[Description of the task]
Take all the material and copy it exactly.
>>>
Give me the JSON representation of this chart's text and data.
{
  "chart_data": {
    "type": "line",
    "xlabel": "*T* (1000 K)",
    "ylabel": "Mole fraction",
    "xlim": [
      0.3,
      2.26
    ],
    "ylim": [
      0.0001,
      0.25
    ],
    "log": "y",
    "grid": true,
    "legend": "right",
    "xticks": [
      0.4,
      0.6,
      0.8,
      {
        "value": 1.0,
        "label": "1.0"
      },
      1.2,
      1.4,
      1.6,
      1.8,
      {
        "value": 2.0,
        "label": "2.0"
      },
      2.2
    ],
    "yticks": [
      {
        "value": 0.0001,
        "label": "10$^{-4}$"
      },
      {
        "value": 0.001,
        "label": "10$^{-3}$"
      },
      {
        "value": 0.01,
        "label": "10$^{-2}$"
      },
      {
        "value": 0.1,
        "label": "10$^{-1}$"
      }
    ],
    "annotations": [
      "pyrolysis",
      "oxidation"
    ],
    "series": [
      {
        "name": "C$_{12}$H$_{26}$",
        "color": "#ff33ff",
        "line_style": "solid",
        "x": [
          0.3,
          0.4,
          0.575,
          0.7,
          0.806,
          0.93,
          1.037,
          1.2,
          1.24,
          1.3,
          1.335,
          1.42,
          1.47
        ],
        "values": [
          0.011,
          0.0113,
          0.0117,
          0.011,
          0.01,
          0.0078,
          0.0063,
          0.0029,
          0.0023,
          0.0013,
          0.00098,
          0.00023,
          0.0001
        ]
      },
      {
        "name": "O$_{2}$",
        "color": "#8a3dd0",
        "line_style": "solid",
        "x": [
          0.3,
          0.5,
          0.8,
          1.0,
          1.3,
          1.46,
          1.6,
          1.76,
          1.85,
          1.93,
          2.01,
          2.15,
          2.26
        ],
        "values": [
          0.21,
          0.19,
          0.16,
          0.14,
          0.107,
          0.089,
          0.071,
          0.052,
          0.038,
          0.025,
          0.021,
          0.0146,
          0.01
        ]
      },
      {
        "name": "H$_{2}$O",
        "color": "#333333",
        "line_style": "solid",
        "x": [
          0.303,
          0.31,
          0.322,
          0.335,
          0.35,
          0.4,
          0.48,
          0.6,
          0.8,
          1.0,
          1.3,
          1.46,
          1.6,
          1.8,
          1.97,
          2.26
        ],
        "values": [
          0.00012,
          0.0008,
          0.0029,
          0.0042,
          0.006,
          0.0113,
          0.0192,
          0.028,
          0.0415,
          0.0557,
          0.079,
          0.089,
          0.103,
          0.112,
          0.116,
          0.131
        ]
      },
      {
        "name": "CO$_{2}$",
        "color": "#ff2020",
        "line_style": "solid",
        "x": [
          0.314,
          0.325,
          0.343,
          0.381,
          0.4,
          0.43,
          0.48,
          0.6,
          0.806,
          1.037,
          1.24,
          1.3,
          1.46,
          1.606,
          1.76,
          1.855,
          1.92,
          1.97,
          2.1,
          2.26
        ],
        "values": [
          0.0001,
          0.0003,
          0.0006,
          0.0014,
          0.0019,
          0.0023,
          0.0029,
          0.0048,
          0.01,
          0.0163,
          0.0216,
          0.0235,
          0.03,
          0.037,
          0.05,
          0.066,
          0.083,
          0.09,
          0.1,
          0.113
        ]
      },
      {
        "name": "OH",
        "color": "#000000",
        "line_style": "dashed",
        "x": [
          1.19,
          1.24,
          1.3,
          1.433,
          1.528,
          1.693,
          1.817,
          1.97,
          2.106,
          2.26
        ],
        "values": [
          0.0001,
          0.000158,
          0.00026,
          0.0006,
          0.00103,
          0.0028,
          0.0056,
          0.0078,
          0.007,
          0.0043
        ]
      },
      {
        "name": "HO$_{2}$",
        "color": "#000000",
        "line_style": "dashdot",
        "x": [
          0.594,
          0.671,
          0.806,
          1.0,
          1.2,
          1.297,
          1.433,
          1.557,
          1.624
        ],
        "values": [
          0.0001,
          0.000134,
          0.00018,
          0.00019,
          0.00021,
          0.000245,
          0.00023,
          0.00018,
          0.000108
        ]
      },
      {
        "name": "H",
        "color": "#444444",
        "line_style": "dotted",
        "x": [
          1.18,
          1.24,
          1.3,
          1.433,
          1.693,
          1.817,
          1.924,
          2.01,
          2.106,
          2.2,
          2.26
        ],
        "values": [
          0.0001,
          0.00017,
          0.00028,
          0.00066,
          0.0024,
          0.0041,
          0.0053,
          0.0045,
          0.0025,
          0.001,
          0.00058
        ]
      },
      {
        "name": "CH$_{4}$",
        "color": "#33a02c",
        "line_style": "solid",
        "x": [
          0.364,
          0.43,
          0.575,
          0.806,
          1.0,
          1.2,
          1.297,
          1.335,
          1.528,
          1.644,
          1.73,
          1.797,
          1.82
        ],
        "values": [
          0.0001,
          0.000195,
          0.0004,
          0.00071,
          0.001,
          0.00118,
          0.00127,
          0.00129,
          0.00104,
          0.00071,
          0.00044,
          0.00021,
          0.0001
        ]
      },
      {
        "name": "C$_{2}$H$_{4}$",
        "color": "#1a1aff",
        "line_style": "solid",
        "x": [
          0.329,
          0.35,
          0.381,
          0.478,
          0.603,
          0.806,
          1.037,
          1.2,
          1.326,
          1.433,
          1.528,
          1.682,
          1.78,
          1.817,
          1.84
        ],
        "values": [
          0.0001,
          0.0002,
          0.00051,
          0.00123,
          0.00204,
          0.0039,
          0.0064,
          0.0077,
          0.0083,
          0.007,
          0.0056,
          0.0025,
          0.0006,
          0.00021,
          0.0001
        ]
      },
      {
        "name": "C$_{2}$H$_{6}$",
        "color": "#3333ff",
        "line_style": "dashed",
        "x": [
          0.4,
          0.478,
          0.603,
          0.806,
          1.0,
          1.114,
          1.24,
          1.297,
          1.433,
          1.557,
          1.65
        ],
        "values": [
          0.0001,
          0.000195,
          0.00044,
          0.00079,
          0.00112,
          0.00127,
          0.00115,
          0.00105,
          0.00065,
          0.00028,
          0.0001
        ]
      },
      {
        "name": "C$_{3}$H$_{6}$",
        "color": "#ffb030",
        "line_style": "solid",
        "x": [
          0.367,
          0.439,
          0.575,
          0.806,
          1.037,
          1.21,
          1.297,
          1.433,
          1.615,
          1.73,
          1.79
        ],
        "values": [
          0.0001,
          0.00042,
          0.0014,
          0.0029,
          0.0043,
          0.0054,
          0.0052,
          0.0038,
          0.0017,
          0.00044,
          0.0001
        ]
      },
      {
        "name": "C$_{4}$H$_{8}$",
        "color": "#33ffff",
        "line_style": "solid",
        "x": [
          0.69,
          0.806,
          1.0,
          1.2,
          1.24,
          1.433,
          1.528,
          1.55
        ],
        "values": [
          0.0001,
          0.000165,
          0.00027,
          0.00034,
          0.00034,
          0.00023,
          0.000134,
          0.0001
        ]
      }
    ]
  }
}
<<<
[Task answer]
Give me the JSON representation of this chart's text and data.
{
  "chart_data": {
    "type": "line",
    "xlabel": "*T* (1000 K)",
    "ylabel": "Mole fraction",
    "xlim": [
      0.3,
      2.26
    ],
    "ylim": [
      0.0001,
      0.25
    ],
    "log": "y",
    "grid": true,
    "legend": "right",
    "xticks": [
      0.4,
      0.6,
      0.8,
      {
        "value": 1.0,
        "label": "1.0"
      },
      1.2,
      1.4,
      1.6,
      1.8,
      {
        "value": 2.0,
        "label": "2.0"
      },
      2.2
    ],
    "yticks": [
      {
        "value": 0.0001,
        "label": "10$^{-4}$"
      },
      {
        "value": 0.001,
        "label": "10$^{-3}$"
      },
      {
        "value": 0.01,
        "label": "10$^{-2}$"
      },
      {
        "value": 0.1,
        "label": "10$^{-1}$"
      }
    ],
    "annotations": [
      "pyrolysis",
      "oxidation"
    ],
    "series": [
      {
        "name": "C$_{12}$H$_{26}$",
        "color": "#ff33ff",
        "line_style": "solid",
        "x": [
          0.3,
          0.4,
          0.575,
          0.7,
          0.806,
          0.93,
          1.037,
          1.2,
          1.24,
          1.3,
          1.335,
          1.42,
          1.47
        ],
        "values": [
          0.011,
          0.0113,
          0.0117,
          0.011,
          0.01,
          0.0078,
          0.0063,
          0.0029,
          0.0023,
          0.0013,
          0.00098,
          0.00023,
          0.0001
        ]
      },
      {
        "name": "O$_{2}$",
        "color": "#8a3dd0",
        "line_style": "solid",
        "x": [
          0.3,
          0.5,
          0.8,
          1.0,
          1.3,
          1.46,
          1.6,
          1.76,
          1.85,
          1.93,
          2.01,
          2.15,
          2.26
        ],
        "values": [
          0.21,
          0.19,
          0.16,
          0.14,
          0.107,
          0.089,
          0.071,
          0.052,
          0.038,
          0.025,
          0.021,
          0.0146,
          0.01
        ]
      },
      {
        "name": "H$_{2}$O",
        "color": "#333333",
        "line_style": "solid",
        "x": [
          0.303,
          0.31,
          0.322,
          0.335,
          0.35,
          0.4,
          0.48,
          0.6,
          0.8,
          1.0,
          1.3,
          1.46,
          1.6,
          1.8,
          1.97,
          2.26
        ],
        "values": [
          0.00012,
          0.0008,
          0.0029,
          0.0042,
          0.006,
          0.0113,
          0.0192,
          0.028,
          0.0415,
          0.0557,
          0.079,
          0.089,
          0.103,
          0.112,
          0.116,
          0.131
        ]
      },
      {
        "name": "CO$_{2}$",
        "color": "#ff2020",
        "line_style": "solid",
        "x": [
          0.314,
          0.325,
          0.343,
          0.381,
          0.4,
          0.43,
          0.48,
          0.6,
          0.806,
          1.037,
          1.24,
          1.3,
          1.46,
          1.606,
          1.76,
          1.855,
          1.92,
          1.97,
          2.1,
          2.26
        ],
        "values": [
          0.0001,
          0.0003,
          0.0006,
          0.0014,
          0.0019,
          0.0023,
          0.0029,
          0.0048,
          0.01,
          0.0163,
          0.0216,
          0.0235,
          0.03,
          0.037,
          0.05,
          0.066,
          0.083,
          0.09,
          0.1,
          0.113
        ]
      },
      {
        "name": "OH",
        "color": "#000000",
        "line_style": "dashed",
        "x": [
          1.19,
          1.24,
          1.3,
          1.433,
          1.528,
          1.693,
          1.817,
          1.97,
          2.106,
          2.26
        ],
        "values": [
          0.0001,
          0.000158,
          0.00026,
          0.0006,
          0.00103,
          0.0028,
          0.0056,
          0.0078,
          0.007,
          0.0043
        ]
      },
      {
        "name": "HO$_{2}$",
        "color": "#000000",
        "line_style": "dashdot",
        "x": [
          0.594,
          0.671,
          0.806,
          1.0,
          1.2,
          1.297,
          1.433,
          1.557,
          1.624
        ],
        "values": [
          0.0001,
          0.000134,
          0.00018,
          0.00019,
          0.00021,
          0.000245,
          0.00023,
          0.00018,
          0.000108
        ]
      },
      {
        "name": "H",
        "color": "#444444",
        "line_style": "dotted",
        "x": [
          1.18,
          1.24,
          1.3,
          1.433,
          1.693,
          1.817,
          1.924,
          2.01,
          2.106,
          2.2,
          2.26
        ],
        "values": [
          0.0001,
          0.00017,
          0.00028,
          0.00066,
          0.0024,
          0.0041,
          0.0053,
          0.0045,
          0.0025,
          0.001,
          0.00058
        ]
      },
      {
        "name": "CH$_{4}$",
        "color": "#33a02c",
        "line_style": "solid",
        "x": [
          0.364,
          0.43,
          0.575,
          0.806,
          1.0,
          1.2,
          1.297,
          1.335,
          1.528,
          1.644,
          1.73,
          1.797,
          1.82
        ],
        "values": [
          0.0001,
          0.000195,
          0.0004,
          0.00071,
          0.001,
          0.00118,
          0.00127,
          0.00129,
          0.00104,
          0.00071,
          0.00044,
          0.00021,
          0.0001
        ]
      },
      {
        "name": "C$_{2}$H$_{4}$",
        "color": "#1a1aff",
        "line_style": "solid",
        "x": [
          0.329,
          0.35,
          0.381,
          0.478,
          0.603,
          0.806,
          1.037,
          1.2,
          1.326,
          1.433,
          1.528,
          1.682,
          1.78,
          1.817,
          1.84
        ],
        "values": [
          0.0001,
          0.0002,
          0.00051,
          0.00123,
          0.00204,
          0.0039,
          0.0064,
          0.0077,
          0.0083,
          0.007,
          0.0056,
          0.0025,
          0.0006,
          0.00021,
          0.0001
        ]
      },
      {
        "name": "C$_{2}$H$_{6}$",
        "color": "#3333ff",
        "line_style": "dashed",
        "x": [
          0.4,
          0.478,
          0.603,
          0.806,
          1.0,
          1.114,
          1.24,
          1.297,
          1.433,
          1.557,
          1.65
        ],
        "values": [
          0.0001,
          0.000195,
          0.00044,
          0.00079,
          0.00112,
          0.00127,
          0.00115,
          0.00105,
          0.00065,
          0.00028,
          0.0001
        ]
      },
      {
        "name": "C$_{3}$H$_{6}$",
        "color": "#ffb030",
        "line_style": "solid",
        "x": [
          0.367,
          0.439,
          0.575,
          0.806,
          1.037,
          1.21,
          1.297,
          1.433,
          1.615,
          1.73,
          1.79
        ],
        "values": [
          0.0001,
          0.00042,
          0.0014,
          0.0029,
          0.0043,
          0.0054,
          0.0052,
          0.0038,
          0.0017,
          0.00044,
          0.0001
        ]
      },
      {
        "name": "C$_{4}$H$_{8}$",
        "color": "#33ffff",
        "line_style": "solid",
        "x": [
          0.69,
          0.806,
          1.0,
          1.2,
          1.24,
          1.433,
          1.528,
          1.55
        ],
        "values": [
          0.0001,
          0.000165,
          0.00027,
          0.00034,
          0.00034,
          0.00023,
          0.000134,
          0.0001
        ]
      }
    ]
  }
}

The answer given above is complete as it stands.